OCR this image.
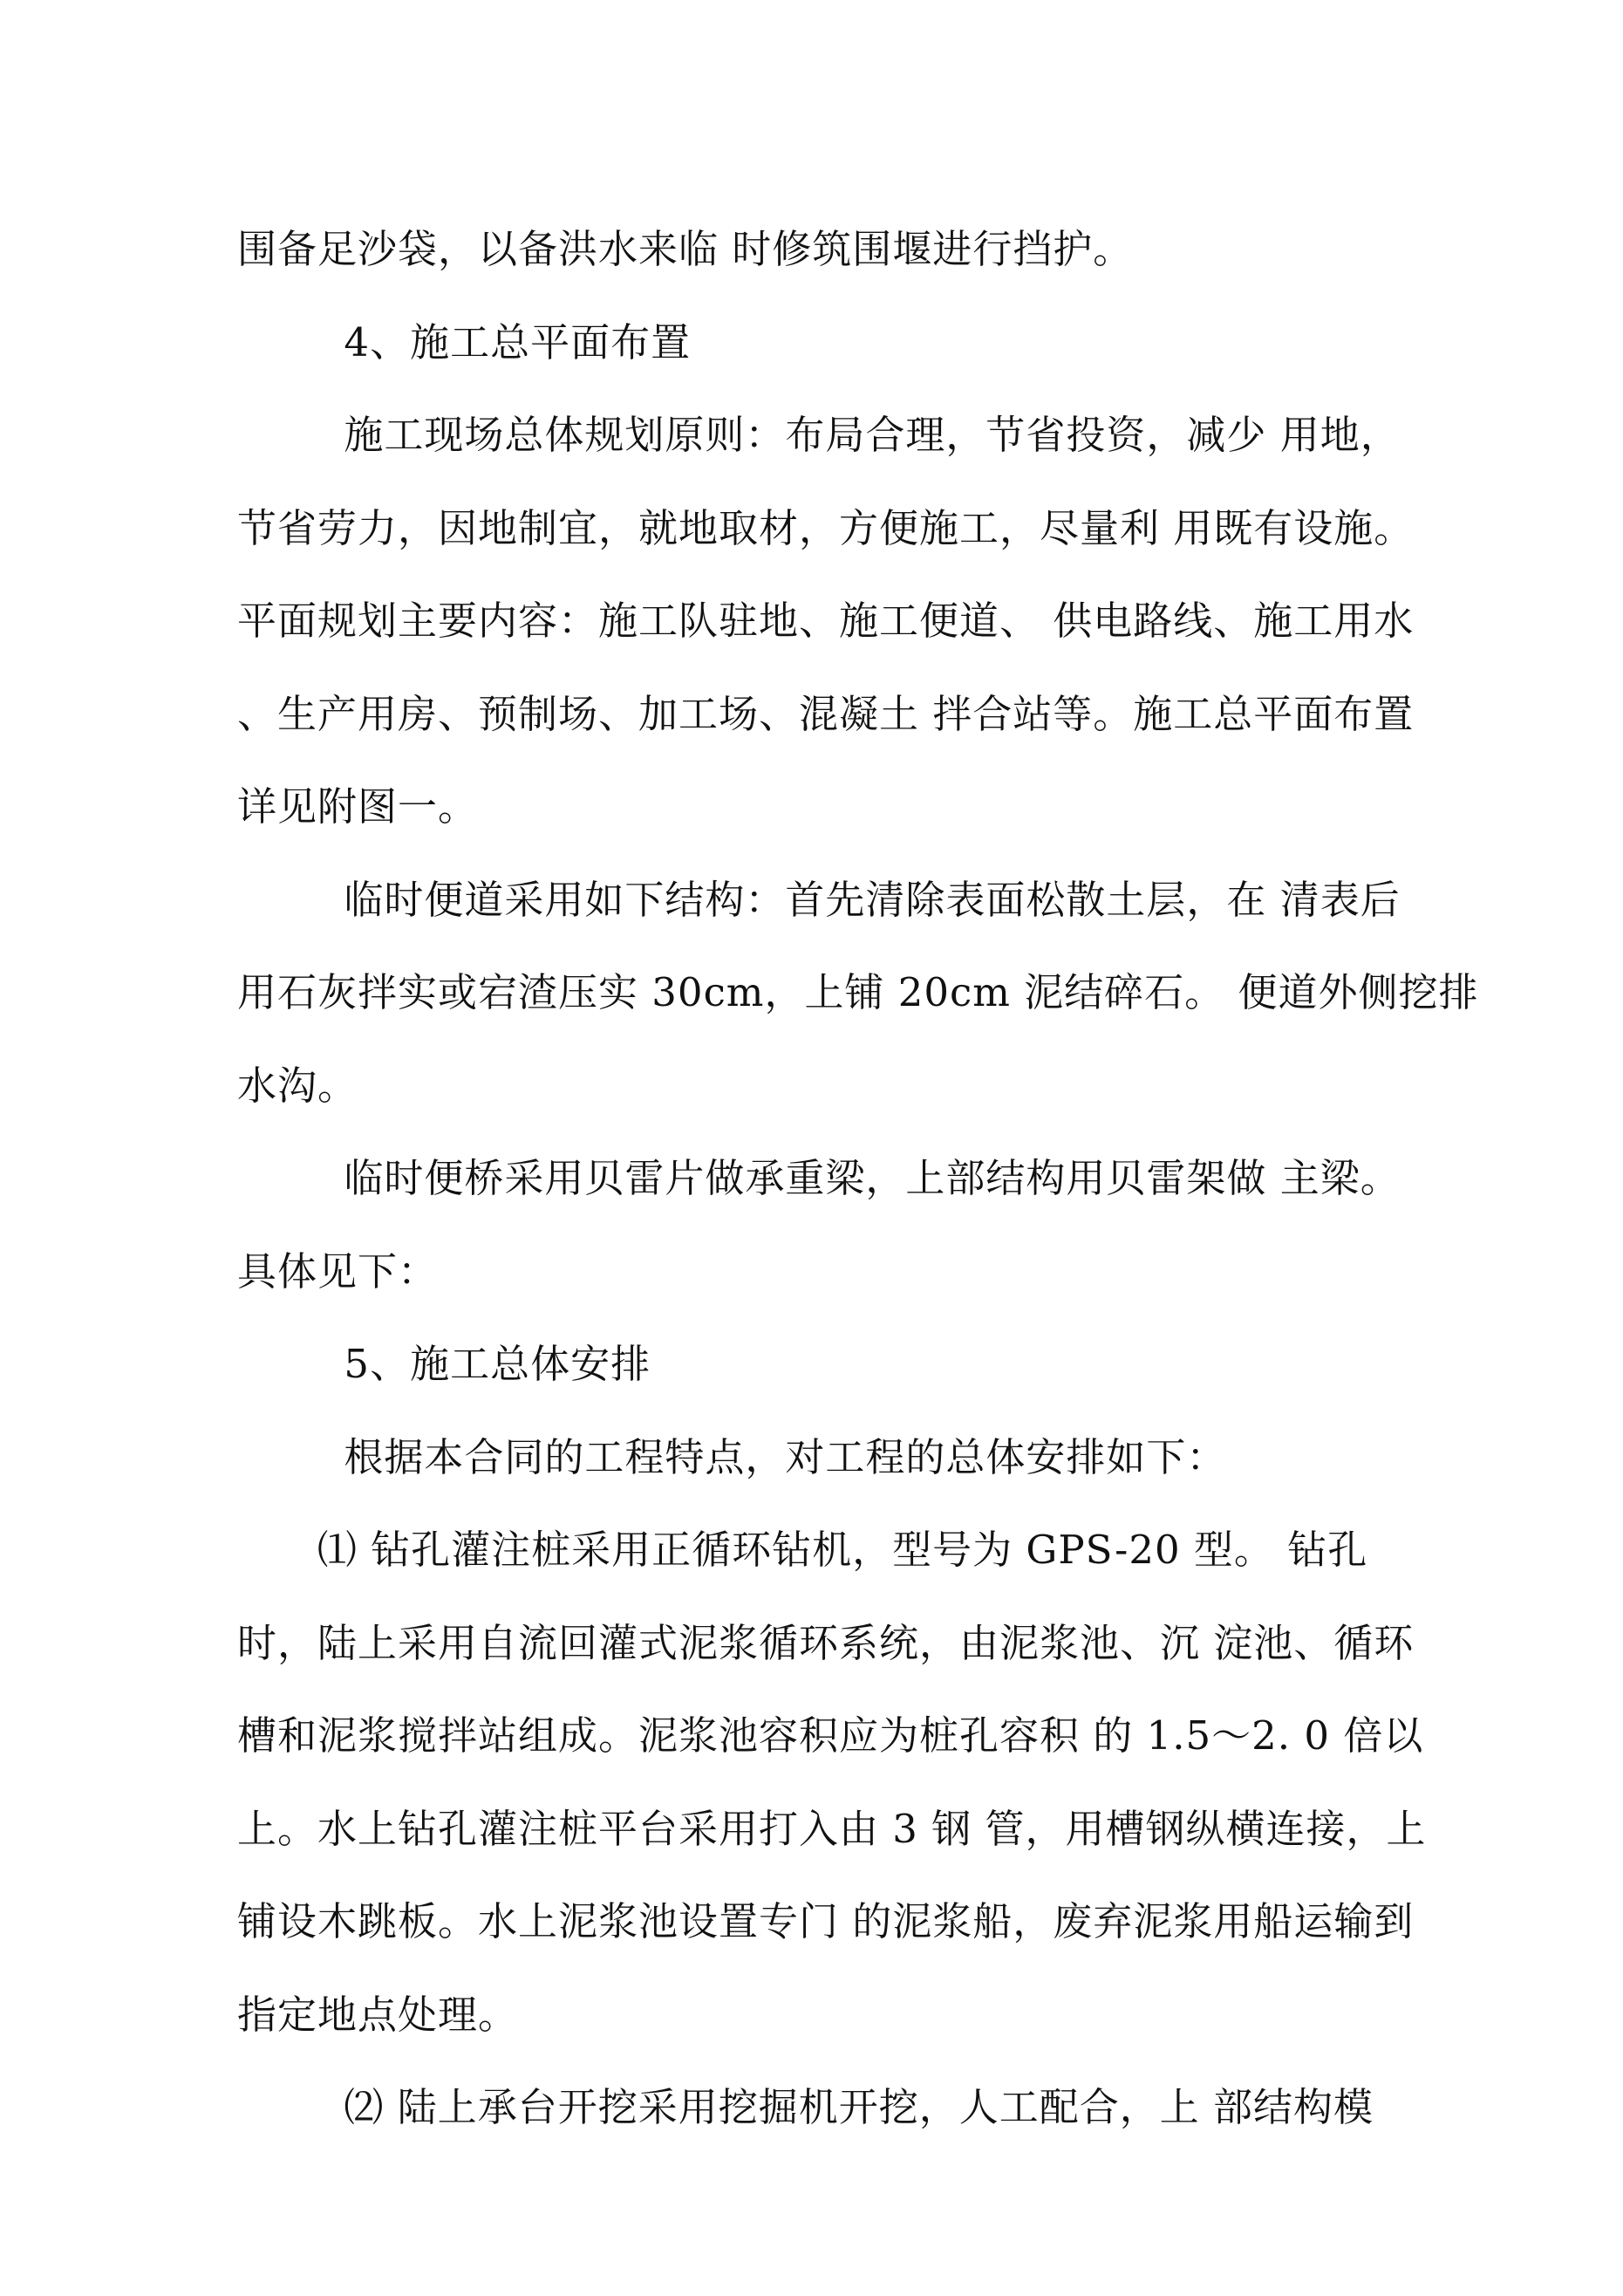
围备足沙袋，以备洪水来临 时修筑围堰进行挡护。
4、施工总平面布置
施工现场总体规划原则：布局合理，节省投资，减少 用地，
节省劳力，因地制宜，就地取材，方便施工，尽量利 用既有设施。
平面规划主要内容：施工队驻地、施工便道、 供电路线、施工用水
、生产用房、预制场、加工场、混凝土 拌合站等。施工总平面布置
详见附图一。
临时便道采用如下结构：首先清除表面松散土层，在 清表后
用石灰拌实或宕渣压实 30cm，上铺 20cm 泥结碎石。 便道外侧挖排
水沟。
临时便桥采用贝雷片做承重梁，上部结构用贝雷架做 主梁。
具体见下：
5、施工总体安排
根据本合同的工程特点，对工程的总体安排如下：
⑴ 钻孔灌注桩采用正循环钻机，型号为 GPS-20 型。 钻孔
时，陆上采用自流回灌式泥浆循环系统，由泥浆池、沉 淀池、循环
槽和泥浆搅拌站组成。泥浆池容积应为桩孔容积 的 1.5〜2. 0 倍以
上。水上钻孔灌注桩平台采用打入由 3 钢 管，用槽钢纵横连接，上
铺设木跳板。水上泥浆池设置专门 的泥浆船，废弃泥浆用船运输到
指定地点处理。
⑵ 陆上承台开挖采用挖掘机开挖，人工配合，上 部结构模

**Required task**
Check every line in the material above for the string "施工总平面布置", then give only the number of lines that have it.

**Right answer**
2